** start **

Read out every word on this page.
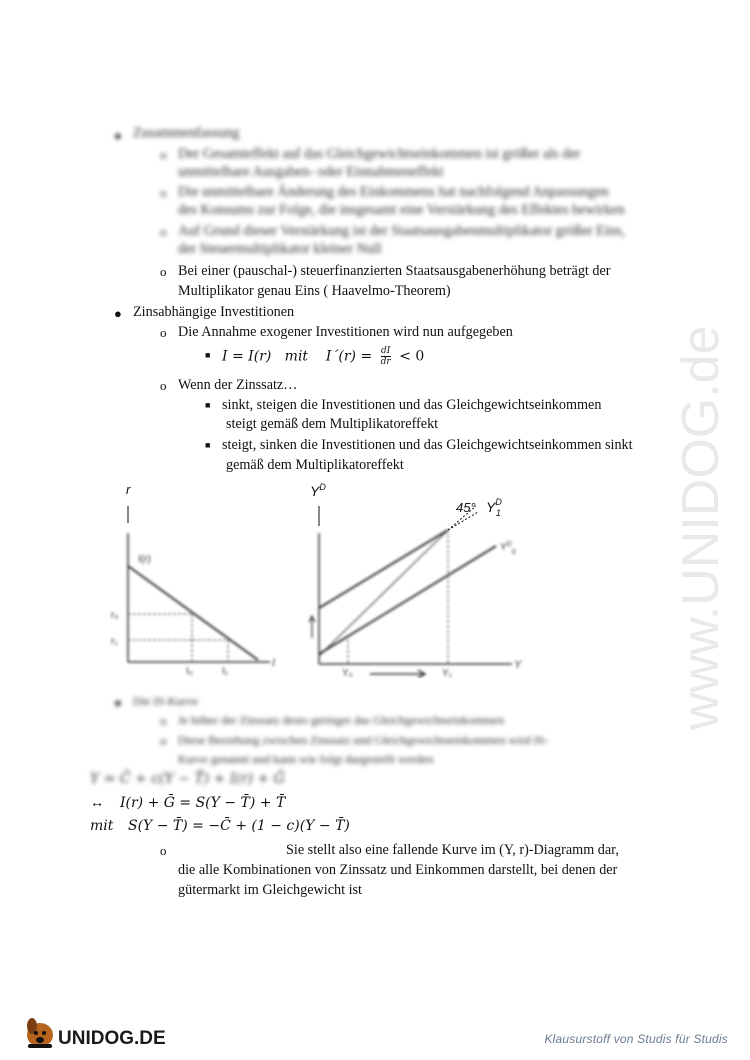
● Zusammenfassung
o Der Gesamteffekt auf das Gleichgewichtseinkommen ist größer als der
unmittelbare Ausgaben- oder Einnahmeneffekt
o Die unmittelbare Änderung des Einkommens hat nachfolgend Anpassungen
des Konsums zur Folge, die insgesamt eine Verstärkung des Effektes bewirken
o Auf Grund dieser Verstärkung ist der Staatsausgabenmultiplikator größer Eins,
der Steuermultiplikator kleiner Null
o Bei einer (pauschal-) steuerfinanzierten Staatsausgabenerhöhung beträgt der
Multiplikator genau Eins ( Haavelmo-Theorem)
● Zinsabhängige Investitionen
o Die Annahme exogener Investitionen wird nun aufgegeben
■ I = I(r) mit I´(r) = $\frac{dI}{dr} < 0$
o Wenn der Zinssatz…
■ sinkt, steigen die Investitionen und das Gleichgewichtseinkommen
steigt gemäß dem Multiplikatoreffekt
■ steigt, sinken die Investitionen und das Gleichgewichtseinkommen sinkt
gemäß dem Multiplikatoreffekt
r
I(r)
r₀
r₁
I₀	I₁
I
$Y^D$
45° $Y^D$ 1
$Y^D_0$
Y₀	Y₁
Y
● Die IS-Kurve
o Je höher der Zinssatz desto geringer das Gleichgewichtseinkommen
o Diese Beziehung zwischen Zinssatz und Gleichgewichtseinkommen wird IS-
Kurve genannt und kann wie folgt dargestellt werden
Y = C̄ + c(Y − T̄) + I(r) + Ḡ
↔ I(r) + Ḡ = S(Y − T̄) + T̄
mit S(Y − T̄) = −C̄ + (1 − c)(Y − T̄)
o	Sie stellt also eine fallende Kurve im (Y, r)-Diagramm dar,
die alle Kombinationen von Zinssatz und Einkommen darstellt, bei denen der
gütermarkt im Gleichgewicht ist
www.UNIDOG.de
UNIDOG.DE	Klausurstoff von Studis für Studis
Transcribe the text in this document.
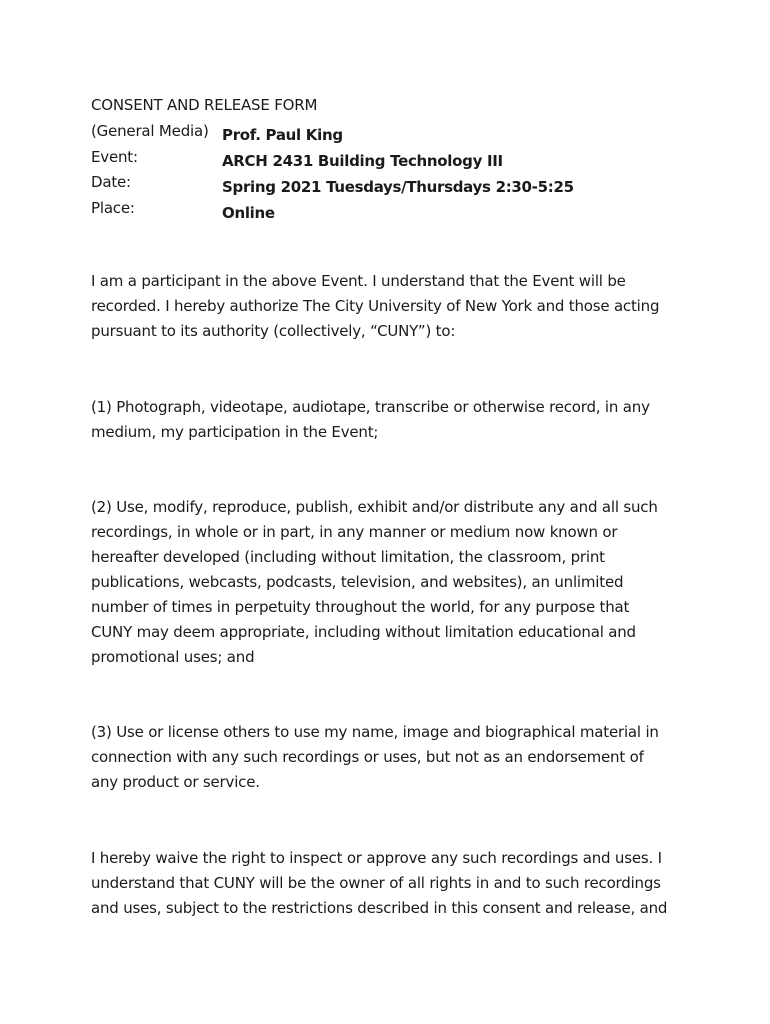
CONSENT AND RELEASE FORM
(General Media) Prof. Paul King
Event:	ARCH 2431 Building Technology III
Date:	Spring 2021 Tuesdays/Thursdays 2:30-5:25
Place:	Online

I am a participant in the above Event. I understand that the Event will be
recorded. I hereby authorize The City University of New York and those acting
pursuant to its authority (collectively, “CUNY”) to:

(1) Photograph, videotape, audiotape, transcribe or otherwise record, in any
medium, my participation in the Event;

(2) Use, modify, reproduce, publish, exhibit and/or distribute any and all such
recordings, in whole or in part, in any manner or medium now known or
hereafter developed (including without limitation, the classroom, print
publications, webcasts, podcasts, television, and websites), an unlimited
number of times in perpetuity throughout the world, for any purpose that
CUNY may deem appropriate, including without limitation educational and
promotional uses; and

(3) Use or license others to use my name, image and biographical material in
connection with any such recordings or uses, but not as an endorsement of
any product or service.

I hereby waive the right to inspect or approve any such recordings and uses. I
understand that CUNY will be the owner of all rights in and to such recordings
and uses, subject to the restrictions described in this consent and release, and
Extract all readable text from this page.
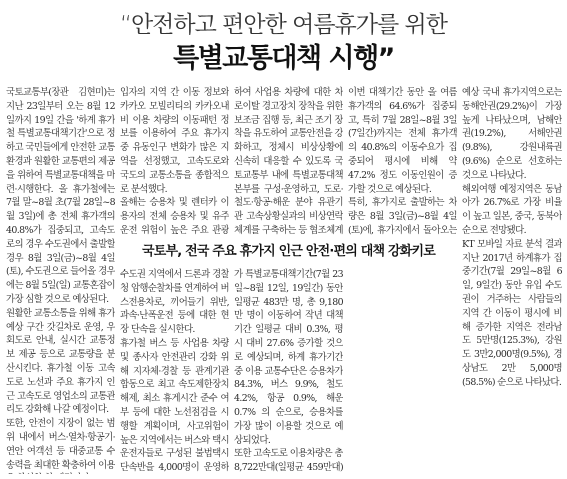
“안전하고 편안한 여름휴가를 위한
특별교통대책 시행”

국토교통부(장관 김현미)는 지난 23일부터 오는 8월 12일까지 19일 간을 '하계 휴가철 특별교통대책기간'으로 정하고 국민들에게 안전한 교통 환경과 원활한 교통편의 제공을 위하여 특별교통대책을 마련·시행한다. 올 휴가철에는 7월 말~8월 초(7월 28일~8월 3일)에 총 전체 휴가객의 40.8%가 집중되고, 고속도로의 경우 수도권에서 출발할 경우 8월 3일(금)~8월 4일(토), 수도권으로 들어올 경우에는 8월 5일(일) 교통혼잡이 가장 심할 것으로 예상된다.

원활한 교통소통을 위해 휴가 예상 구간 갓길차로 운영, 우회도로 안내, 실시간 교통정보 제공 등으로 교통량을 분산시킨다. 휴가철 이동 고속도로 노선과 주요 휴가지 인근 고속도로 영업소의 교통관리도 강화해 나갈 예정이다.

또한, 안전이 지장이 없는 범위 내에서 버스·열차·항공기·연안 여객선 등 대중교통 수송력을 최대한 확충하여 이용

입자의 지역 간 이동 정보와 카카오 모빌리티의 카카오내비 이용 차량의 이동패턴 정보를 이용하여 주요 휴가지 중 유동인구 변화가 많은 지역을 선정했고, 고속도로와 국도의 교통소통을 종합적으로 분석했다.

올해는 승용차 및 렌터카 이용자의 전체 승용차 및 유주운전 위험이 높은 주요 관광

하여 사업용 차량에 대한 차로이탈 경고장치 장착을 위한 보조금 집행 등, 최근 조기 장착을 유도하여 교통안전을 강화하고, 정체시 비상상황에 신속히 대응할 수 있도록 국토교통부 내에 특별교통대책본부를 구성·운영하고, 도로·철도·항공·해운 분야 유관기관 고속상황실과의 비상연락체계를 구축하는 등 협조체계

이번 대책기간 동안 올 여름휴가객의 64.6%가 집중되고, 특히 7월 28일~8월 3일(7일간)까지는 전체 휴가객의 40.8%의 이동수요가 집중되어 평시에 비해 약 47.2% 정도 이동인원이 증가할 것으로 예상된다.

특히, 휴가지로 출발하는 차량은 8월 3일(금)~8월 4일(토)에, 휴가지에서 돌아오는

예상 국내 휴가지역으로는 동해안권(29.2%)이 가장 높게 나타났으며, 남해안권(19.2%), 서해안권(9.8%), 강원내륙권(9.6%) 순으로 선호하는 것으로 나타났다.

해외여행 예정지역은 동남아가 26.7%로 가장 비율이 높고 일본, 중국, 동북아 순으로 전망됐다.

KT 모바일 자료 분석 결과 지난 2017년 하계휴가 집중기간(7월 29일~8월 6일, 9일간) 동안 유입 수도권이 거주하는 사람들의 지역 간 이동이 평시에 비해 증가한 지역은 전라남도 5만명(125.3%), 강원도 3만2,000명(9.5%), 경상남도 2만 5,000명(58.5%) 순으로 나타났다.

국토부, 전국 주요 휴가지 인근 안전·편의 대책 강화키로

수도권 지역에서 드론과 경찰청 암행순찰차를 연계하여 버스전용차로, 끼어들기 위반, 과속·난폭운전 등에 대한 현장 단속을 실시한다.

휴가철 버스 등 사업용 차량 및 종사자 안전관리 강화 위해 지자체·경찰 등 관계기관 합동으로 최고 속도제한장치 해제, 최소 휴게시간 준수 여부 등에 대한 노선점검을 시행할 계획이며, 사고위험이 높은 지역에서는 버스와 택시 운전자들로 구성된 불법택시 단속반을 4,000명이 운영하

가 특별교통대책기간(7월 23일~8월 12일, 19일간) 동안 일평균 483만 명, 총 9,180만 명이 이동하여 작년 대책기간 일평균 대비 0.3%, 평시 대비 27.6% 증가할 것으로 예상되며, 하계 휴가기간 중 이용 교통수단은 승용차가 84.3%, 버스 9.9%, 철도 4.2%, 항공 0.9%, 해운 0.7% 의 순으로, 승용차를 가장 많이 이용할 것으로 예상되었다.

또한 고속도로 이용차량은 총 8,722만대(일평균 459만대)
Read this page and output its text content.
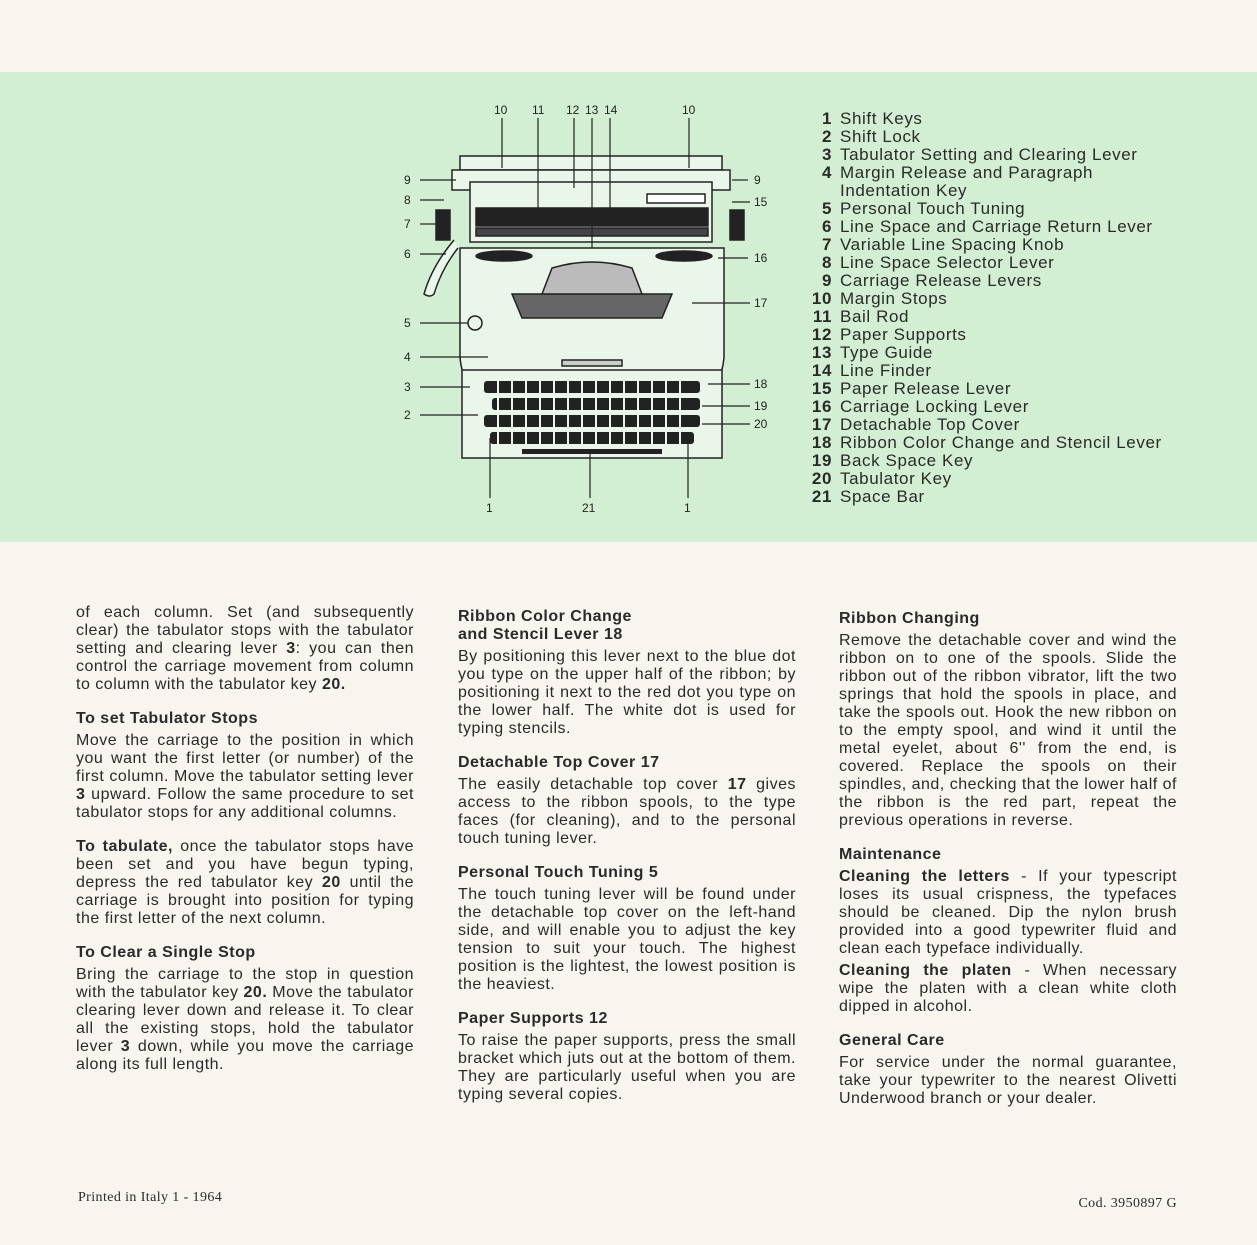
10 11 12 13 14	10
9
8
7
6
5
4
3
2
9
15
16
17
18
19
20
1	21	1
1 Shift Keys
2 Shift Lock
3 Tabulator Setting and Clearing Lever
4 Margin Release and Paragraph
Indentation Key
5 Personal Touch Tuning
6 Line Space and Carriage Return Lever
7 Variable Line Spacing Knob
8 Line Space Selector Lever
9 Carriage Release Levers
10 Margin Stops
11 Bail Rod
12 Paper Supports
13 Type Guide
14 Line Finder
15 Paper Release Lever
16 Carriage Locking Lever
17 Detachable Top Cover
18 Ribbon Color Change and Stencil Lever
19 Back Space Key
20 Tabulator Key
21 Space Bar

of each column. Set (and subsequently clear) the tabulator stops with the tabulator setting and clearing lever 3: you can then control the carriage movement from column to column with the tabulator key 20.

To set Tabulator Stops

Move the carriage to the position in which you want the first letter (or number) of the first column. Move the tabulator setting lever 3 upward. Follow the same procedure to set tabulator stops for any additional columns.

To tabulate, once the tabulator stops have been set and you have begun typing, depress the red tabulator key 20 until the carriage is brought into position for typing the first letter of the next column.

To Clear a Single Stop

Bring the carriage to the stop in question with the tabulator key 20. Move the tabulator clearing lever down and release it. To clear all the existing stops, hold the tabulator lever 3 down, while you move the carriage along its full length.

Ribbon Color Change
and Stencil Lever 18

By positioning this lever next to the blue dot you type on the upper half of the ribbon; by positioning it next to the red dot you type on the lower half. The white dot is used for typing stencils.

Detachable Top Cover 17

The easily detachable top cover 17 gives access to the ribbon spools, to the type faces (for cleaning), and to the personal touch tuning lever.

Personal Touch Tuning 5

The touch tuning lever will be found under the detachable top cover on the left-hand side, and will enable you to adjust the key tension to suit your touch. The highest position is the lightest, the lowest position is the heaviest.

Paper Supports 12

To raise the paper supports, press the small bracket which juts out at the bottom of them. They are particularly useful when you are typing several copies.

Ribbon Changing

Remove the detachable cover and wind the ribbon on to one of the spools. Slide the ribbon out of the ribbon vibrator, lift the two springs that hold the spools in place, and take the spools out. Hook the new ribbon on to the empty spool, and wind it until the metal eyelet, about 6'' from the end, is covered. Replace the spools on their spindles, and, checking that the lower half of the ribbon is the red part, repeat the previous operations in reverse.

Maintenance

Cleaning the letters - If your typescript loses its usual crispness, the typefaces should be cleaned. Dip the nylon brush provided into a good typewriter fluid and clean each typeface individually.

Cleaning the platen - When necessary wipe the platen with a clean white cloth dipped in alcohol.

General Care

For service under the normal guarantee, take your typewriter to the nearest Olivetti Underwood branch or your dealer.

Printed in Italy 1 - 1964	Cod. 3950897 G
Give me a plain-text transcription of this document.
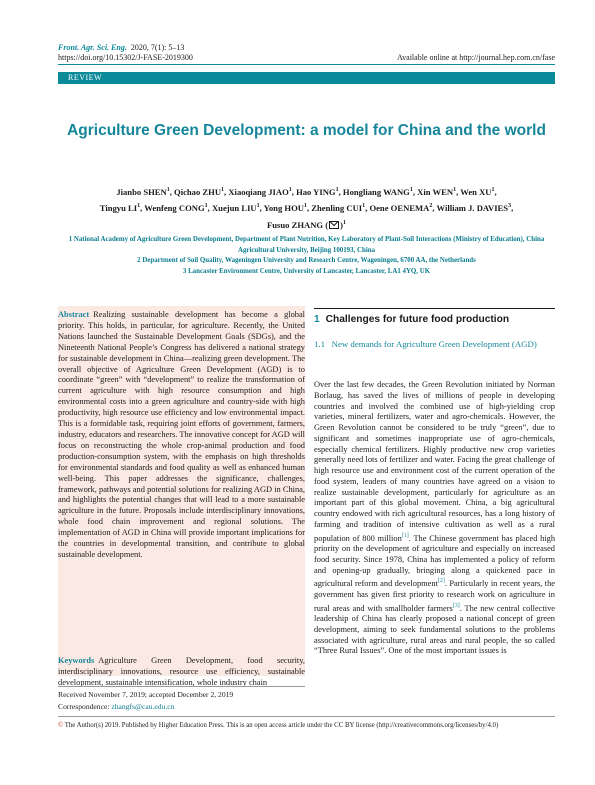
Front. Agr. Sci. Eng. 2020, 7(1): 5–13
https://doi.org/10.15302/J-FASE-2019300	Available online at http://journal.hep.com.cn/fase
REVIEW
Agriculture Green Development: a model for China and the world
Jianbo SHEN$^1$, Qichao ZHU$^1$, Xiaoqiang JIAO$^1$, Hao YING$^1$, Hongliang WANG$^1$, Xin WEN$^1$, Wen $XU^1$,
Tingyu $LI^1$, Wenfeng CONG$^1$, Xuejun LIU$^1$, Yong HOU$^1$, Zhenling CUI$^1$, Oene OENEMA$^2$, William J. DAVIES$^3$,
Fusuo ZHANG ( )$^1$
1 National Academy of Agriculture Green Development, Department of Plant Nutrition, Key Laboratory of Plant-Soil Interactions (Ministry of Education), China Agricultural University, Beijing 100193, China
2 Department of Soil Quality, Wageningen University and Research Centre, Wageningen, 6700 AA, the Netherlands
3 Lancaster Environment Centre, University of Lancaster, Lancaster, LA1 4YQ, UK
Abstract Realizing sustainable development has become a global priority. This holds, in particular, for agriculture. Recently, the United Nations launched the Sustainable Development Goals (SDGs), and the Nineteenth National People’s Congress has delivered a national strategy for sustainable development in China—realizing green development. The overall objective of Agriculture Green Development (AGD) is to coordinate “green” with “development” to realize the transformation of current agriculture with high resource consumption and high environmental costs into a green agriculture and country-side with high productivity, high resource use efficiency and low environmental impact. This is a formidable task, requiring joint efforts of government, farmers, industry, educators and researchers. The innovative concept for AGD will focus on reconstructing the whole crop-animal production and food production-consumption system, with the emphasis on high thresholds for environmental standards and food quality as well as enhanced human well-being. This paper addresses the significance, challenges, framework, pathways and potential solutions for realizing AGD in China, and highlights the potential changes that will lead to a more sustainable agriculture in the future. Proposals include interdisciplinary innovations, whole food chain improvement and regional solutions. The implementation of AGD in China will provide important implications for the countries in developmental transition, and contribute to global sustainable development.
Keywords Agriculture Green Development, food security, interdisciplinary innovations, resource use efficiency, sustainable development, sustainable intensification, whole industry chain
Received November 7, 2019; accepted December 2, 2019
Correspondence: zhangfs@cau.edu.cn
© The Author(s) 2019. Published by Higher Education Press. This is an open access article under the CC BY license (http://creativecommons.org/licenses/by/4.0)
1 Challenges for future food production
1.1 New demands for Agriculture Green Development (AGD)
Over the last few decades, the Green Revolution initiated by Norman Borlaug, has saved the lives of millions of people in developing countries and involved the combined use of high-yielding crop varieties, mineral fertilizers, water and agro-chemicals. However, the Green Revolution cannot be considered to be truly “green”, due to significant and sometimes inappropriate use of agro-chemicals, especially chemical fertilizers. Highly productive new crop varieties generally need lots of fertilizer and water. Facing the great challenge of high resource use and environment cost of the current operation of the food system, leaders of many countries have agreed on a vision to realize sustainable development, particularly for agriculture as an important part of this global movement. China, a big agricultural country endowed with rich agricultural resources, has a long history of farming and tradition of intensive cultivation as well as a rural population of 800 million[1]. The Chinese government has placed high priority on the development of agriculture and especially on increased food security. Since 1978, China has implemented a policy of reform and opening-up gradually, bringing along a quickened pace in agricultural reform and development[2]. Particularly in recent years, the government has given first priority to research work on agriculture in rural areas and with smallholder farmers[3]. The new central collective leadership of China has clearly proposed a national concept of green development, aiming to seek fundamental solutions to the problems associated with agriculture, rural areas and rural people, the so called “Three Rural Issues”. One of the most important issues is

** end **

Work required: Go through the material and select each line with the string "Color" in it.

Result of the exercise:
18 Ribbon Color Change and Stencil Lever
Ribbon Color Change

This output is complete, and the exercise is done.